**Exercise inputs**

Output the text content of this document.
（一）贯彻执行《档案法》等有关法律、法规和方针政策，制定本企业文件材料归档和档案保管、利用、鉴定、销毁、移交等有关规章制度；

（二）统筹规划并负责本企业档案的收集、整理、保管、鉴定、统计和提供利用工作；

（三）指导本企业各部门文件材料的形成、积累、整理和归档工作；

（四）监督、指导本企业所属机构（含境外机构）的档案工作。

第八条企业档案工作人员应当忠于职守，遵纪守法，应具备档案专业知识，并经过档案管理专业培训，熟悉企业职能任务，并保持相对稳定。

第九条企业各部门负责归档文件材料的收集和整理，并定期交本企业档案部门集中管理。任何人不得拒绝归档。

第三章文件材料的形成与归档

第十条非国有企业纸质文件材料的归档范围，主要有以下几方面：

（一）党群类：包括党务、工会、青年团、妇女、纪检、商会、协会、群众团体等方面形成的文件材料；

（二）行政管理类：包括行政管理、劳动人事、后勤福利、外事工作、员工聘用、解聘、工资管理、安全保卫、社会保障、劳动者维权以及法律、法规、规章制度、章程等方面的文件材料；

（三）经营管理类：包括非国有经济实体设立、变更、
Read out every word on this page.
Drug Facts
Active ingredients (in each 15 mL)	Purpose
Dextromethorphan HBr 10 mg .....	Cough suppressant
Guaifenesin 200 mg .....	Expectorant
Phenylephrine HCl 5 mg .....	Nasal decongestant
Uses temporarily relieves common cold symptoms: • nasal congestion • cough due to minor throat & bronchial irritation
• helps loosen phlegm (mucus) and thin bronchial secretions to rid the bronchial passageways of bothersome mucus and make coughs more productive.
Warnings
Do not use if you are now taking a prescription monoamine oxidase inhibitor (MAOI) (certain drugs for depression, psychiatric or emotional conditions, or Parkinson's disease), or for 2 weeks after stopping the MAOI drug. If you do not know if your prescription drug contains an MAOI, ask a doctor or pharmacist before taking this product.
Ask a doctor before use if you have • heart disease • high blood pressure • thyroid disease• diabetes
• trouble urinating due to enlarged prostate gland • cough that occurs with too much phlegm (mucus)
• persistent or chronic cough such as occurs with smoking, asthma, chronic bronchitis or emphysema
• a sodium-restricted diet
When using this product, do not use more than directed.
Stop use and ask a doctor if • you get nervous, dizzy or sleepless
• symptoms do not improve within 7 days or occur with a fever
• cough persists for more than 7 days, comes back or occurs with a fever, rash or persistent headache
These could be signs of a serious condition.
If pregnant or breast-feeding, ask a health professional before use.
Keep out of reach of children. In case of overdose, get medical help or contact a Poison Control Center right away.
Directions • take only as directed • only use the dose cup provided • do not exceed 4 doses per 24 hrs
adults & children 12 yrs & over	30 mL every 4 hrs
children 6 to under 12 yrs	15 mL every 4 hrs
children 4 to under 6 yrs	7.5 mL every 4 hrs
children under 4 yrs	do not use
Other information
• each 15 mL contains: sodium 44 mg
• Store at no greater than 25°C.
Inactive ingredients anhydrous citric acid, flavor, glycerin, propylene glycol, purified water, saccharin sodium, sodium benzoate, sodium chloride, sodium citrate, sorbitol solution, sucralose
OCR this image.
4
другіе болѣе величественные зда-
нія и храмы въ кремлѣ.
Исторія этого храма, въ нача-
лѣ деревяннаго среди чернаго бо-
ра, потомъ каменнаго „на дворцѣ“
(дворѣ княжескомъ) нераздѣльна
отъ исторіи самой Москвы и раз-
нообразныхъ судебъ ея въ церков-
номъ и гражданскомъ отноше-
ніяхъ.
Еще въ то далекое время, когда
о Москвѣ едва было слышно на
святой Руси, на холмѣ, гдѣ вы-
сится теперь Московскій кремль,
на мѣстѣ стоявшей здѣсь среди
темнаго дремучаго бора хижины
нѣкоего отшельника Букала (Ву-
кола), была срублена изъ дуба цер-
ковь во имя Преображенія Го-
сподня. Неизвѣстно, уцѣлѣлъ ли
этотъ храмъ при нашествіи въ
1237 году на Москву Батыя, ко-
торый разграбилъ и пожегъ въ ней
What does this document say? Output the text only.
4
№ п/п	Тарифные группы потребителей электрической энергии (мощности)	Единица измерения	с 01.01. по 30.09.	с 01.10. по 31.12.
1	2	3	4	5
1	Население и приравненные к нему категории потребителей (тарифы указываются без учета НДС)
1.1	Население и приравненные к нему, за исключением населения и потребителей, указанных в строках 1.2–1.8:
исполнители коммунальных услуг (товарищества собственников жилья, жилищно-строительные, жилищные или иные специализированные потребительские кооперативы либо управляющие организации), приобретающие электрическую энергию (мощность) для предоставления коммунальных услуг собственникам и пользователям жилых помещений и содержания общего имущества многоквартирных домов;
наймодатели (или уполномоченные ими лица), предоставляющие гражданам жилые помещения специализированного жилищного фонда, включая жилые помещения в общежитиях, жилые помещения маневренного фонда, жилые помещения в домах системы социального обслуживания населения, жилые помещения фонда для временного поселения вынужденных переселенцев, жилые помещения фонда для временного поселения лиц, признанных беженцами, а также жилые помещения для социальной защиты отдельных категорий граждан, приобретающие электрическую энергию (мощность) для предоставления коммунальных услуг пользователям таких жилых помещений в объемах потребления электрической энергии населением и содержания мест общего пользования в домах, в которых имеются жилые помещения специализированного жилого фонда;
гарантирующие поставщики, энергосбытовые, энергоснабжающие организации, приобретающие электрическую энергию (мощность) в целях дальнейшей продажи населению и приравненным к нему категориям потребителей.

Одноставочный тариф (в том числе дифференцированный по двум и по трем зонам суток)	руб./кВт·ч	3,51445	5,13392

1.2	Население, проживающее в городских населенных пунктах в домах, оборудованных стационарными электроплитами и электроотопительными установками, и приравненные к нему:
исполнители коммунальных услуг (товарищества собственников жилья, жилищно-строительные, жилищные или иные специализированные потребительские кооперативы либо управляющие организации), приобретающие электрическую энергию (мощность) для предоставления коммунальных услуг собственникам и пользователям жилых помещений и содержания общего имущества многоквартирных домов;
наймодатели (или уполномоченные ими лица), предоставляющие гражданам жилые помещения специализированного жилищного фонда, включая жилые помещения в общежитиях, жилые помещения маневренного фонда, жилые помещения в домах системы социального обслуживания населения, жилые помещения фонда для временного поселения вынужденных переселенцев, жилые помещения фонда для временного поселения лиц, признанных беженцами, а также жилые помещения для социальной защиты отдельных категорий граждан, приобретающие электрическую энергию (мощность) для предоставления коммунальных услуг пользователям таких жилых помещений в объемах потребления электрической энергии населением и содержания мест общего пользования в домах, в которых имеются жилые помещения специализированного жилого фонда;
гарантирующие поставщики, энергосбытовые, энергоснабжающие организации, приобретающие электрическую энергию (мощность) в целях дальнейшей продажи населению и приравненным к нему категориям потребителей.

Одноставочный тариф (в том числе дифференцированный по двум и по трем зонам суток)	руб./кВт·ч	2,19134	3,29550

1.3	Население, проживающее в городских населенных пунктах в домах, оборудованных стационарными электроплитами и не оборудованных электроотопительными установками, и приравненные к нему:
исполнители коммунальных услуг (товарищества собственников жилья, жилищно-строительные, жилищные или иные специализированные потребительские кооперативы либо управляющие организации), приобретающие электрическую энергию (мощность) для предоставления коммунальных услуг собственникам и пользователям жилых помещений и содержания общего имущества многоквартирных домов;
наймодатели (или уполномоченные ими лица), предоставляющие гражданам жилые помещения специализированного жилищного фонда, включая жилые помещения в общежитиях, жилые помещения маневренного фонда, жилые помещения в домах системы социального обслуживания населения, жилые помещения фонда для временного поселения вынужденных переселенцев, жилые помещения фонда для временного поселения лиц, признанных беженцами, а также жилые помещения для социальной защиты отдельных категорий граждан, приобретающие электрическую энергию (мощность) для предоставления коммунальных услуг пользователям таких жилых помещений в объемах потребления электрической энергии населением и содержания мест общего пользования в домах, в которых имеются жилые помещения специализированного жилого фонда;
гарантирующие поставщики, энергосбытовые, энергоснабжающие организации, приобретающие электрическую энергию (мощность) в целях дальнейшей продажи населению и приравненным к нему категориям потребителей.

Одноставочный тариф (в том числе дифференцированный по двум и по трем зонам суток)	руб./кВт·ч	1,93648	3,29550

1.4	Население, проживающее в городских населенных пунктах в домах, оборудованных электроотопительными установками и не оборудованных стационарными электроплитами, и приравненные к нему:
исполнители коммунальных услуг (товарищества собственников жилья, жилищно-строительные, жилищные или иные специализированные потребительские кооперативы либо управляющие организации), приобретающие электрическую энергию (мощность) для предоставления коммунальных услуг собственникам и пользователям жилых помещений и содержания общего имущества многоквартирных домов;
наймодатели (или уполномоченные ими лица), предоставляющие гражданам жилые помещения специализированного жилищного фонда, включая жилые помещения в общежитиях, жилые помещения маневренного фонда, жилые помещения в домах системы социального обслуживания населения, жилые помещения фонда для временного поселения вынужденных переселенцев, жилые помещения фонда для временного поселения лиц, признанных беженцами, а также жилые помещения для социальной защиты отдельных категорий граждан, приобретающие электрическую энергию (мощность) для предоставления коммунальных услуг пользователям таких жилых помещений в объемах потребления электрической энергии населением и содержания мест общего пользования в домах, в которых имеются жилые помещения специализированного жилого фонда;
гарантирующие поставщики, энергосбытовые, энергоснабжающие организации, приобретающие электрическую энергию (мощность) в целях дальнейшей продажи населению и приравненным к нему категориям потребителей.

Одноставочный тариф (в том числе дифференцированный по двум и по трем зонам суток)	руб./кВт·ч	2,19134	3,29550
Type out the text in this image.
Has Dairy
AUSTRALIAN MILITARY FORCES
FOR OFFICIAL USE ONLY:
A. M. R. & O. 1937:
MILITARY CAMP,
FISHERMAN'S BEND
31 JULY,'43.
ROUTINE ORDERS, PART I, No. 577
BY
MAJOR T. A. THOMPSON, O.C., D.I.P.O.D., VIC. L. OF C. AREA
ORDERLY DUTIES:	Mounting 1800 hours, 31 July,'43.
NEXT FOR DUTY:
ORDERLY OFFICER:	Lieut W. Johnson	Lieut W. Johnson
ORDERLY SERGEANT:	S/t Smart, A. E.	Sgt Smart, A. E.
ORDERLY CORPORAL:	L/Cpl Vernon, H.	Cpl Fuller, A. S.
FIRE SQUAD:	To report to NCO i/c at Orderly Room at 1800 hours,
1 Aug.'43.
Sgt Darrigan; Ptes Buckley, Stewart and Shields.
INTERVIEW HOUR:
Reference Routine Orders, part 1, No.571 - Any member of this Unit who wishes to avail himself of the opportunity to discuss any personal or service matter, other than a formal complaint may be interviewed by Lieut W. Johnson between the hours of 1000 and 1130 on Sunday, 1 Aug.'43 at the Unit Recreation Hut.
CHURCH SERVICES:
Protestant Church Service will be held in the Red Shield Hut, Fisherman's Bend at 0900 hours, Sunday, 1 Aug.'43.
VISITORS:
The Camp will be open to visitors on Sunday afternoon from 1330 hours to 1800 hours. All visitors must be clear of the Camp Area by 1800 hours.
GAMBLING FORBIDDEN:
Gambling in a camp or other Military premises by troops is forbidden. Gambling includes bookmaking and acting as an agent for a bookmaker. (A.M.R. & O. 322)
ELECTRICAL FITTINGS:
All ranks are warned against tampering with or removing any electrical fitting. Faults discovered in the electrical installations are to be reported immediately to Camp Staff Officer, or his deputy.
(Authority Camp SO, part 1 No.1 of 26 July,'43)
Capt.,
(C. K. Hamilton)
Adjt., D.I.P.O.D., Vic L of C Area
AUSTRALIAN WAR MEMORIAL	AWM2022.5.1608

**Directions for this task**
Search the data for "населенных" and list every line in which it occurs.

**Response to the task**
1.2	Население, проживающее в городских населенных пунктах в домах, оборудованных стационарными электроплитами и электроотопительными установками, и приравненные к нему:
1.3	Население, проживающее в городских населенных пунктах в домах, оборудованных стационарными электроплитами и не оборудованных электроотопительными установками, и приравненные к нему:
1.4	Население, проживающее в городских населенных пунктах в домах, оборудованных электроотопительными установками и не оборудованных стационарными электроплитами, и приравненные к нему:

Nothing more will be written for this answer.